• [What you have to do]: Write out each entry below exactly; the images do not belong in your copy.

----

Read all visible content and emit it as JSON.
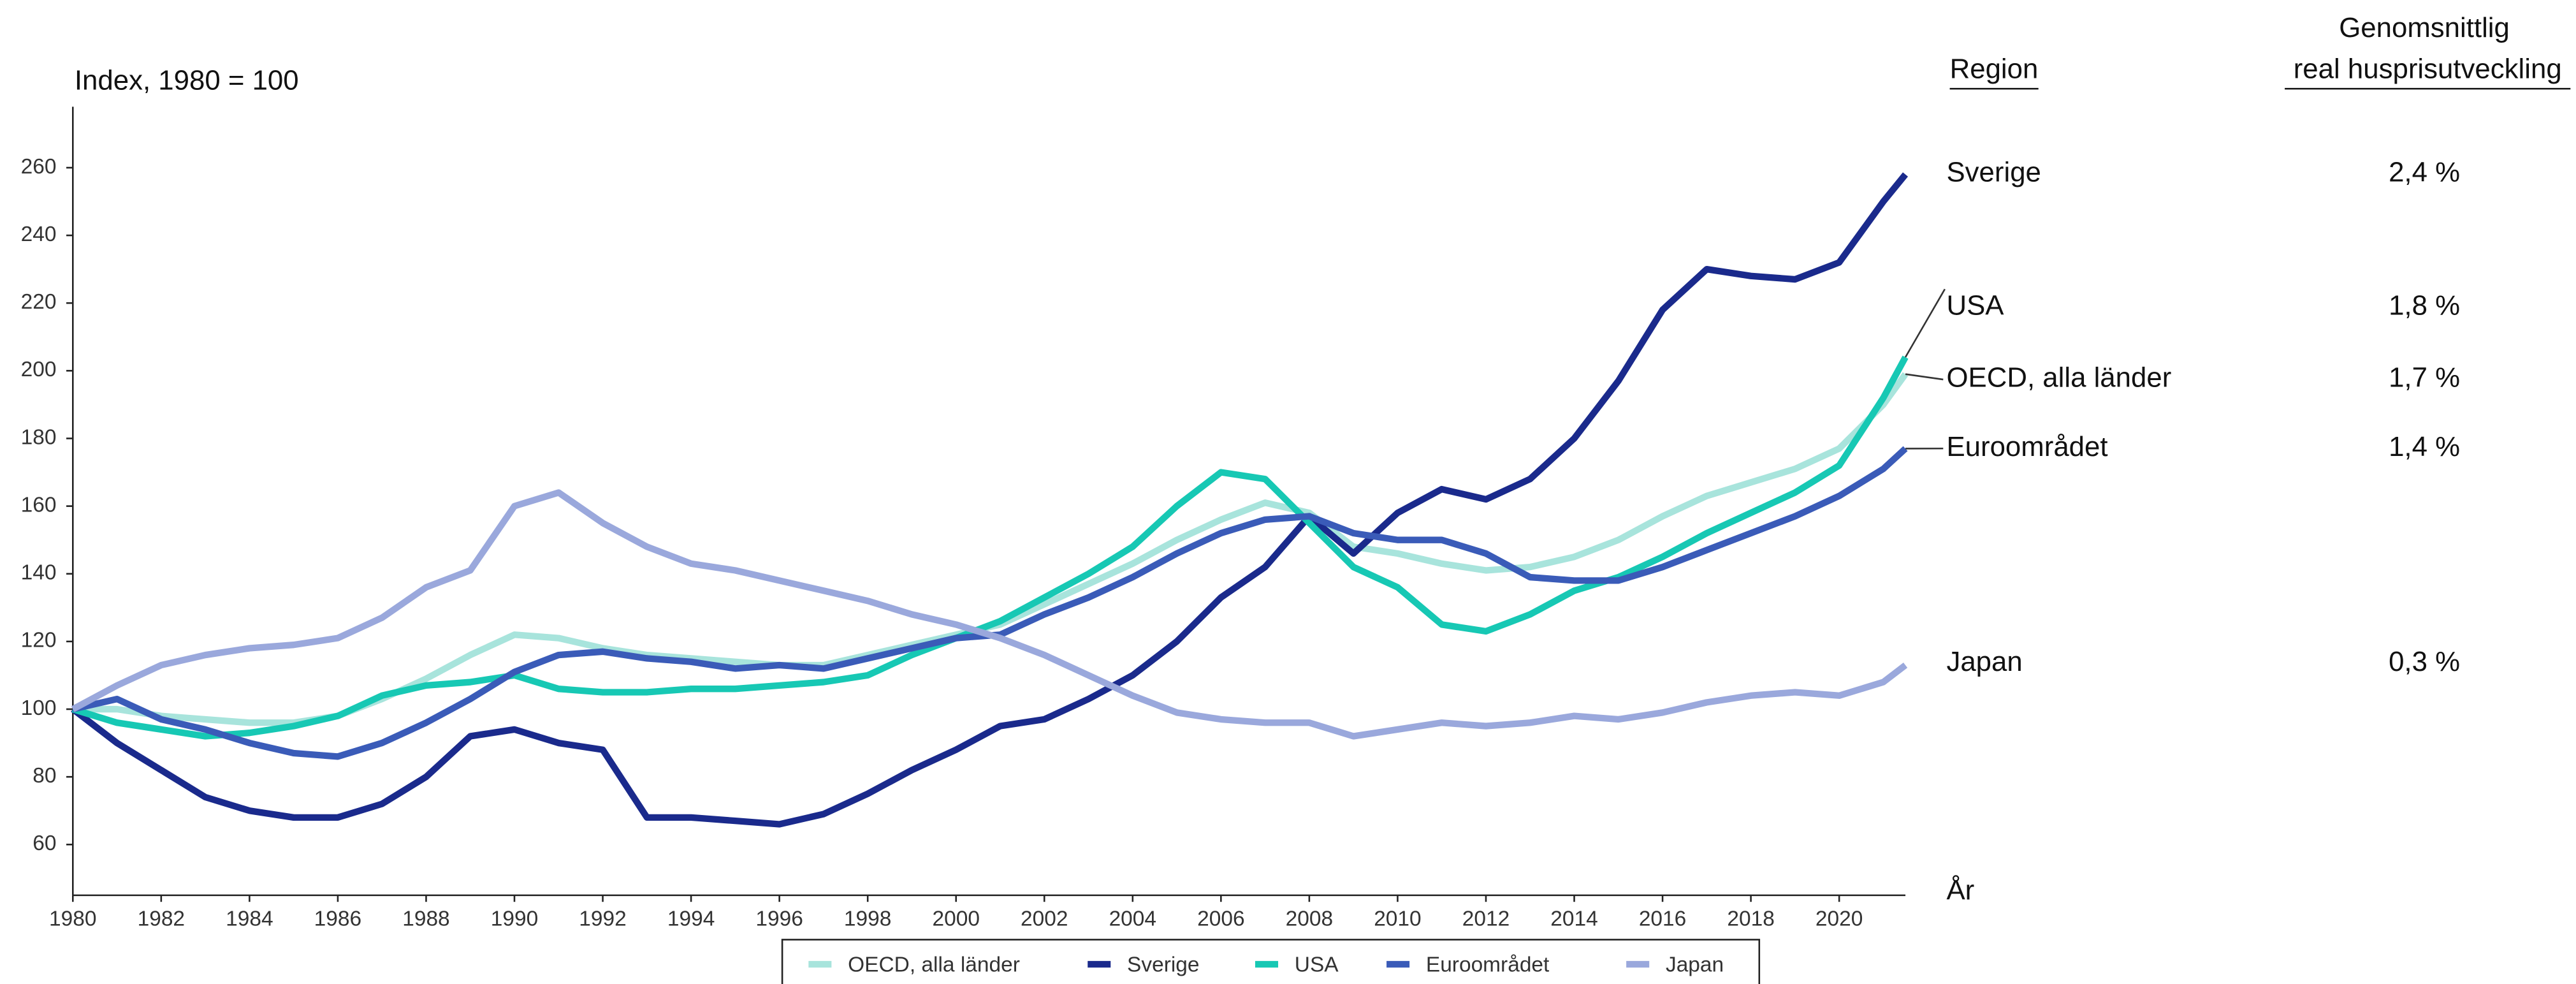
{
  "chart_data": {
    "type": "line",
    "y_label": "Index, 1980 = 100",
    "x_label": "År",
    "x": [
      1980,
      1981,
      1982,
      1983,
      1984,
      1985,
      1986,
      1987,
      1988,
      1989,
      1990,
      1991,
      1992,
      1993,
      1994,
      1995,
      1996,
      1997,
      1998,
      1999,
      2000,
      2001,
      2002,
      2003,
      2004,
      2005,
      2006,
      2007,
      2008,
      2009,
      2010,
      2011,
      2012,
      2013,
      2014,
      2015,
      2016,
      2017,
      2018,
      2019,
      2020,
      2021,
      2021.5
    ],
    "xlim": [
      1980,
      2021.5
    ],
    "xticks": [
      1980,
      1982,
      1984,
      1986,
      1988,
      1990,
      1992,
      1994,
      1996,
      1998,
      2000,
      2002,
      2004,
      2006,
      2008,
      2010,
      2012,
      2014,
      2016,
      2018,
      2020
    ],
    "ylim": [
      45,
      278
    ],
    "yticks": [
      60,
      80,
      100,
      120,
      140,
      160,
      180,
      200,
      220,
      240,
      260
    ],
    "grid": false,
    "legend": "bottom",
    "series": [
      {
        "name": "OECD, alla länder",
        "color": "#a8e4dc",
        "values": [
          100,
          100,
          98,
          97,
          96,
          96,
          98,
          103,
          109,
          116,
          122,
          121,
          118,
          116,
          115,
          114,
          113,
          113,
          116,
          119,
          122,
          125,
          131,
          137,
          143,
          150,
          156,
          161,
          158,
          148,
          146,
          143,
          141,
          142,
          145,
          150,
          157,
          163,
          167,
          171,
          177,
          190,
          199
        ]
      },
      {
        "name": "Sverige",
        "color": "#1a2a8c",
        "values": [
          100,
          90,
          82,
          74,
          70,
          68,
          68,
          72,
          80,
          92,
          94,
          90,
          88,
          68,
          68,
          67,
          66,
          69,
          75,
          82,
          88,
          95,
          97,
          103,
          110,
          120,
          133,
          142,
          157,
          146,
          158,
          165,
          162,
          168,
          180,
          197,
          218,
          230,
          228,
          227,
          232,
          250,
          258
        ]
      },
      {
        "name": "USA",
        "color": "#17c8b4",
        "values": [
          100,
          96,
          94,
          92,
          93,
          95,
          98,
          104,
          107,
          108,
          110,
          106,
          105,
          105,
          106,
          106,
          107,
          108,
          110,
          116,
          121,
          126,
          133,
          140,
          148,
          160,
          170,
          168,
          155,
          142,
          136,
          125,
          123,
          128,
          135,
          139,
          145,
          152,
          158,
          164,
          172,
          192,
          204
        ]
      },
      {
        "name": "Euroområdet",
        "color": "#3a5bb8",
        "values": [
          100,
          103,
          97,
          94,
          90,
          87,
          86,
          90,
          96,
          103,
          111,
          116,
          117,
          115,
          114,
          112,
          113,
          112,
          115,
          118,
          121,
          122,
          128,
          133,
          139,
          146,
          152,
          156,
          157,
          152,
          150,
          150,
          146,
          139,
          138,
          138,
          142,
          147,
          152,
          157,
          163,
          171,
          177
        ]
      },
      {
        "name": "Japan",
        "color": "#9aa8dc",
        "values": [
          100,
          107,
          113,
          116,
          118,
          119,
          121,
          127,
          136,
          141,
          160,
          164,
          155,
          148,
          143,
          141,
          138,
          135,
          132,
          128,
          125,
          121,
          116,
          110,
          104,
          99,
          97,
          96,
          96,
          92,
          94,
          96,
          95,
          96,
          98,
          97,
          99,
          102,
          104,
          105,
          104,
          108,
          113
        ]
      }
    ],
    "region_table": {
      "header_region": "Region",
      "header_growth": [
        "Genomsnittlig",
        "real husprisutveckling"
      ],
      "regions": [
        "Sverige",
        "USA",
        "OECD, alla länder",
        "Euroområdet",
        "Japan"
      ],
      "growth": [
        2.4,
        1.8,
        1.7,
        1.4,
        0.3
      ],
      "growth_labels": [
        "2,4 %",
        "1,8 %",
        "1,7 %",
        "1,4 %",
        "0,3 %"
      ]
    }
  }
}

----

• [Output below]:
Read all visible content and emit it as JSON.
{
  "chart_data": {
    "type": "line",
    "y_label": "Index, 1980 = 100",
    "x_label": "År",
    "x": [
      1980,
      1981,
      1982,
      1983,
      1984,
      1985,
      1986,
      1987,
      1988,
      1989,
      1990,
      1991,
      1992,
      1993,
      1994,
      1995,
      1996,
      1997,
      1998,
      1999,
      2000,
      2001,
      2002,
      2003,
      2004,
      2005,
      2006,
      2007,
      2008,
      2009,
      2010,
      2011,
      2012,
      2013,
      2014,
      2015,
      2016,
      2017,
      2018,
      2019,
      2020,
      2021,
      2021.5
    ],
    "xlim": [
      1980,
      2021.5
    ],
    "xticks": [
      1980,
      1982,
      1984,
      1986,
      1988,
      1990,
      1992,
      1994,
      1996,
      1998,
      2000,
      2002,
      2004,
      2006,
      2008,
      2010,
      2012,
      2014,
      2016,
      2018,
      2020
    ],
    "ylim": [
      45,
      278
    ],
    "yticks": [
      60,
      80,
      100,
      120,
      140,
      160,
      180,
      200,
      220,
      240,
      260
    ],
    "grid": false,
    "legend": "bottom",
    "series": [
      {
        "name": "OECD, alla länder",
        "color": "#a8e4dc",
        "values": [
          100,
          100,
          98,
          97,
          96,
          96,
          98,
          103,
          109,
          116,
          122,
          121,
          118,
          116,
          115,
          114,
          113,
          113,
          116,
          119,
          122,
          125,
          131,
          137,
          143,
          150,
          156,
          161,
          158,
          148,
          146,
          143,
          141,
          142,
          145,
          150,
          157,
          163,
          167,
          171,
          177,
          190,
          199
        ]
      },
      {
        "name": "Sverige",
        "color": "#1a2a8c",
        "values": [
          100,
          90,
          82,
          74,
          70,
          68,
          68,
          72,
          80,
          92,
          94,
          90,
          88,
          68,
          68,
          67,
          66,
          69,
          75,
          82,
          88,
          95,
          97,
          103,
          110,
          120,
          133,
          142,
          157,
          146,
          158,
          165,
          162,
          168,
          180,
          197,
          218,
          230,
          228,
          227,
          232,
          250,
          258
        ]
      },
      {
        "name": "USA",
        "color": "#17c8b4",
        "values": [
          100,
          96,
          94,
          92,
          93,
          95,
          98,
          104,
          107,
          108,
          110,
          106,
          105,
          105,
          106,
          106,
          107,
          108,
          110,
          116,
          121,
          126,
          133,
          140,
          148,
          160,
          170,
          168,
          155,
          142,
          136,
          125,
          123,
          128,
          135,
          139,
          145,
          152,
          158,
          164,
          172,
          192,
          204
        ]
      },
      {
        "name": "Euroområdet",
        "color": "#3a5bb8",
        "values": [
          100,
          103,
          97,
          94,
          90,
          87,
          86,
          90,
          96,
          103,
          111,
          116,
          117,
          115,
          114,
          112,
          113,
          112,
          115,
          118,
          121,
          122,
          128,
          133,
          139,
          146,
          152,
          156,
          157,
          152,
          150,
          150,
          146,
          139,
          138,
          138,
          142,
          147,
          152,
          157,
          163,
          171,
          177
        ]
      },
      {
        "name": "Japan",
        "color": "#9aa8dc",
        "values": [
          100,
          107,
          113,
          116,
          118,
          119,
          121,
          127,
          136,
          141,
          160,
          164,
          155,
          148,
          143,
          141,
          138,
          135,
          132,
          128,
          125,
          121,
          116,
          110,
          104,
          99,
          97,
          96,
          96,
          92,
          94,
          96,
          95,
          96,
          98,
          97,
          99,
          102,
          104,
          105,
          104,
          108,
          113
        ]
      }
    ],
    "region_table": {
      "header_region": "Region",
      "header_growth": [
        "Genomsnittlig",
        "real husprisutveckling"
      ],
      "regions": [
        "Sverige",
        "USA",
        "OECD, alla länder",
        "Euroområdet",
        "Japan"
      ],
      "growth": [
        2.4,
        1.8,
        1.7,
        1.4,
        0.3
      ],
      "growth_labels": [
        "2,4 %",
        "1,8 %",
        "1,7 %",
        "1,4 %",
        "0,3 %"
      ]
    }
  }
}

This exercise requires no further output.